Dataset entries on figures
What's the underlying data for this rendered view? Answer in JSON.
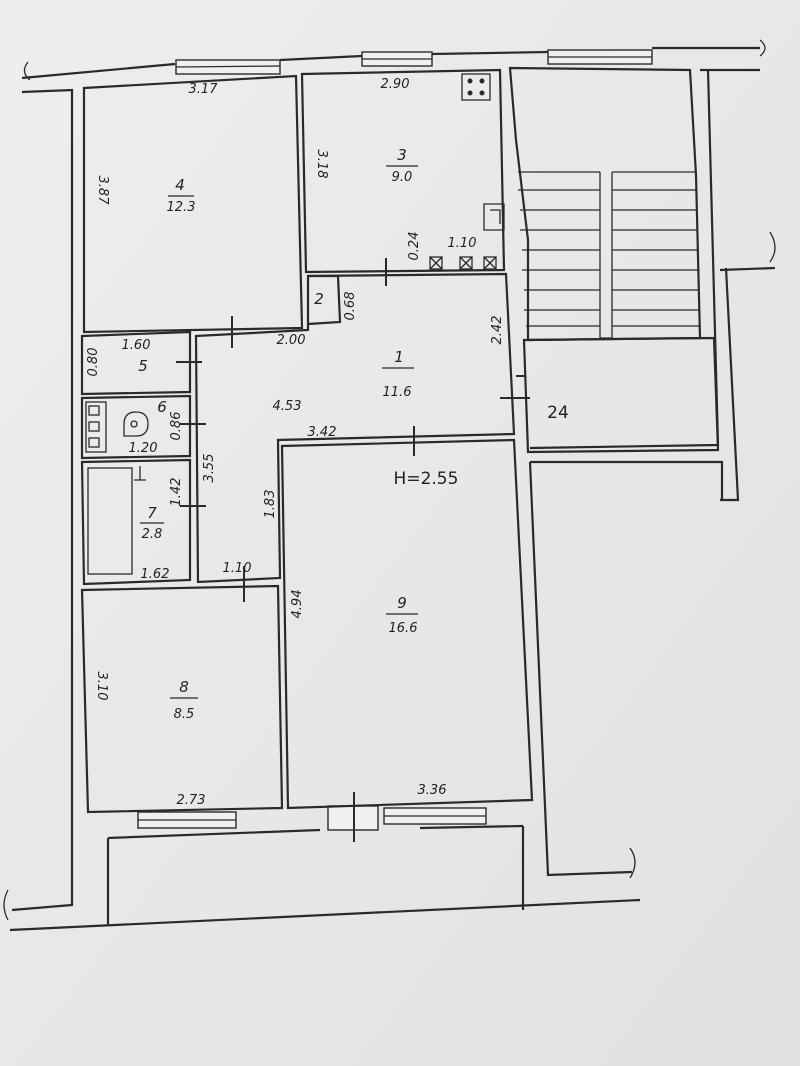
{
  "rooms": [
    {
      "number": "1",
      "area": "11.6"
    },
    {
      "number": "2",
      "area": ""
    },
    {
      "number": "3",
      "area": "9.0"
    },
    {
      "number": "4",
      "area": "12.3"
    },
    {
      "number": "5",
      "area": ""
    },
    {
      "number": "6",
      "area": ""
    },
    {
      "number": "7",
      "area": "2.8"
    },
    {
      "number": "8",
      "area": "8.5"
    },
    {
      "number": "9",
      "area": "16.6"
    }
  ],
  "dimensions": {
    "r4_width": "3.17",
    "r4_height": "3.87",
    "r3_width": "2.90",
    "r3_height": "3.18",
    "r3_small_a": "0.24",
    "r3_small_b": "1.10",
    "hall_width": "2.00",
    "hall_height": "0.68",
    "hall_right": "2.42",
    "hall_long": "4.53",
    "hall_inner": "3.42",
    "r5_width": "1.60",
    "r5_height": "0.80",
    "r6_width": "1.20",
    "r6_height": "0.86",
    "r7_height": "1.42",
    "r7_width": "1.62",
    "corridor_height": "3.55",
    "corridor_lower": "1.83",
    "corridor_width": "1.10",
    "r9_height": "4.94",
    "r9_width": "3.36",
    "r8_height": "3.10",
    "r8_width": "2.73"
  },
  "ceiling_height": "H=2.55",
  "stair_number": "24",
  "colors": {
    "line": "#2a2a2a",
    "paper": "#e6e8ea"
  }
}
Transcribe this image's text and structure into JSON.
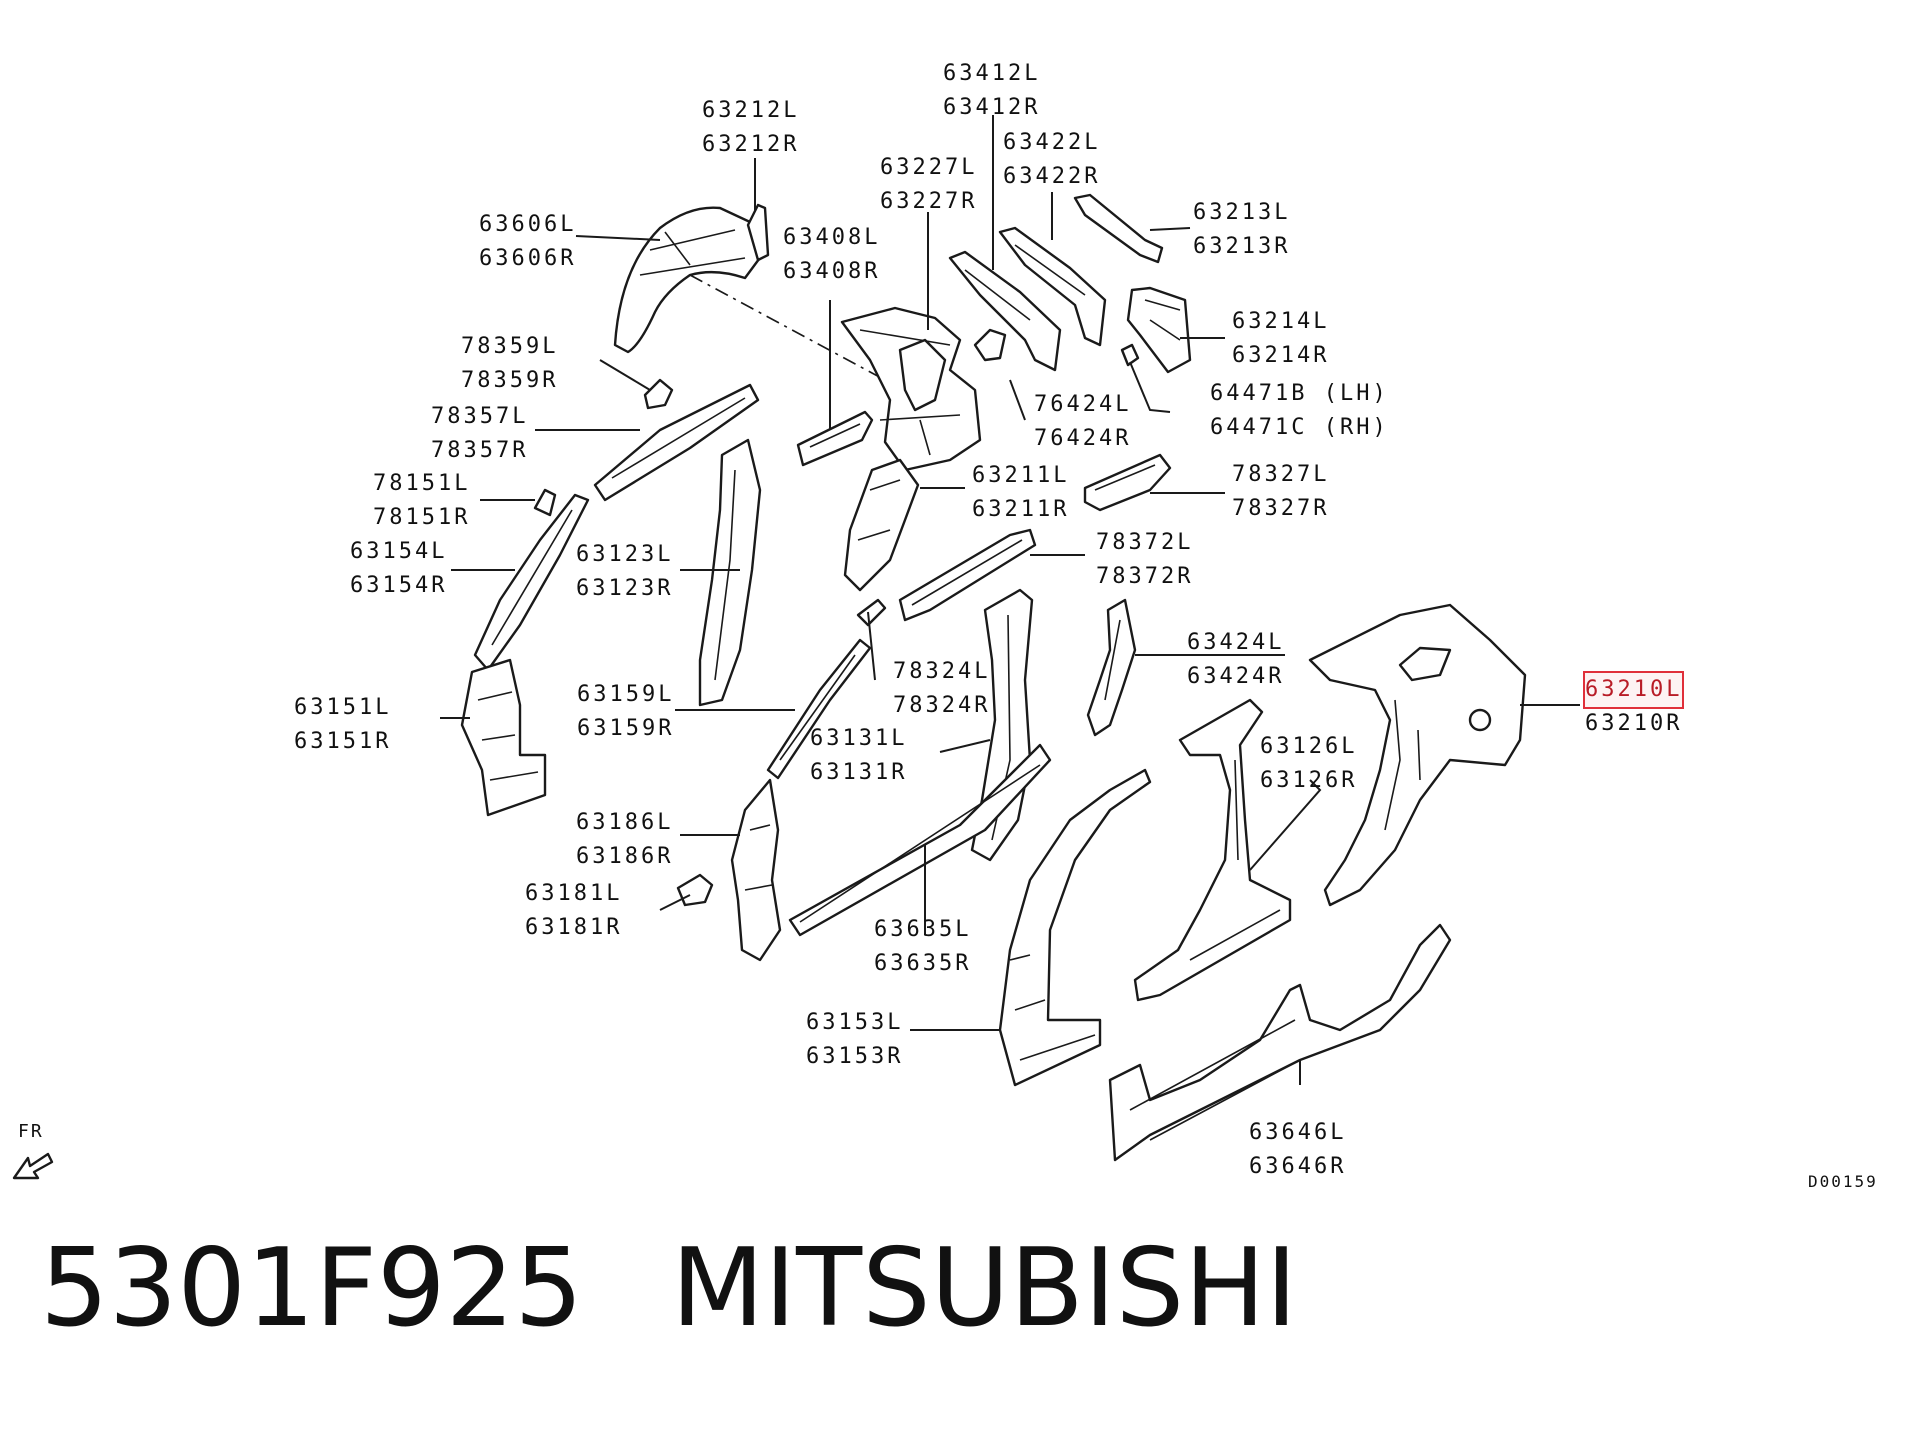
{
  "labels": {
    "p63212": [
      "63212L",
      "63212R"
    ],
    "p63412": [
      "63412L",
      "63412R"
    ],
    "p63422": [
      "63422L",
      "63422R"
    ],
    "p63227": [
      "63227L",
      "63227R"
    ],
    "p63606": [
      "63606L",
      "63606R"
    ],
    "p63408": [
      "63408L",
      "63408R"
    ],
    "p63213": [
      "63213L",
      "63213R"
    ],
    "p63214": [
      "63214L",
      "63214R"
    ],
    "p78359": [
      "78359L",
      "78359R"
    ],
    "p76424": [
      "76424L",
      "76424R"
    ],
    "p64471": [
      "64471B (LH)",
      "64471C (RH)"
    ],
    "p78357": [
      "78357L",
      "78357R"
    ],
    "p78151": [
      "78151L",
      "78151R"
    ],
    "p63211": [
      "63211L",
      "63211R"
    ],
    "p78327": [
      "78327L",
      "78327R"
    ],
    "p63154": [
      "63154L",
      "63154R"
    ],
    "p63123": [
      "63123L",
      "63123R"
    ],
    "p78372": [
      "78372L",
      "78372R"
    ],
    "p78324": [
      "78324L",
      "78324R"
    ],
    "p63424": [
      "63424L",
      "63424R"
    ],
    "p63210": [
      "63210L",
      "63210R"
    ],
    "p63159": [
      "63159L",
      "63159R"
    ],
    "p63151": [
      "63151L",
      "63151R"
    ],
    "p63131": [
      "63131L",
      "63131R"
    ],
    "p63126": [
      "63126L",
      "63126R"
    ],
    "p63186": [
      "63186L",
      "63186R"
    ],
    "p63181": [
      "63181L",
      "63181R"
    ],
    "p63635": [
      "63635L",
      "63635R"
    ],
    "p63153": [
      "63153L",
      "63153R"
    ],
    "p63646": [
      "63646L",
      "63646R"
    ]
  },
  "highlighted_part": "63210L",
  "front_indicator": "FR",
  "diagram_code": "D00159",
  "footer": {
    "part_number": "5301F925",
    "brand": "MITSUBISHI"
  }
}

Task instructions
Identify how many lines in the entries above contain the word "area" and provide only that figure.

Reply
9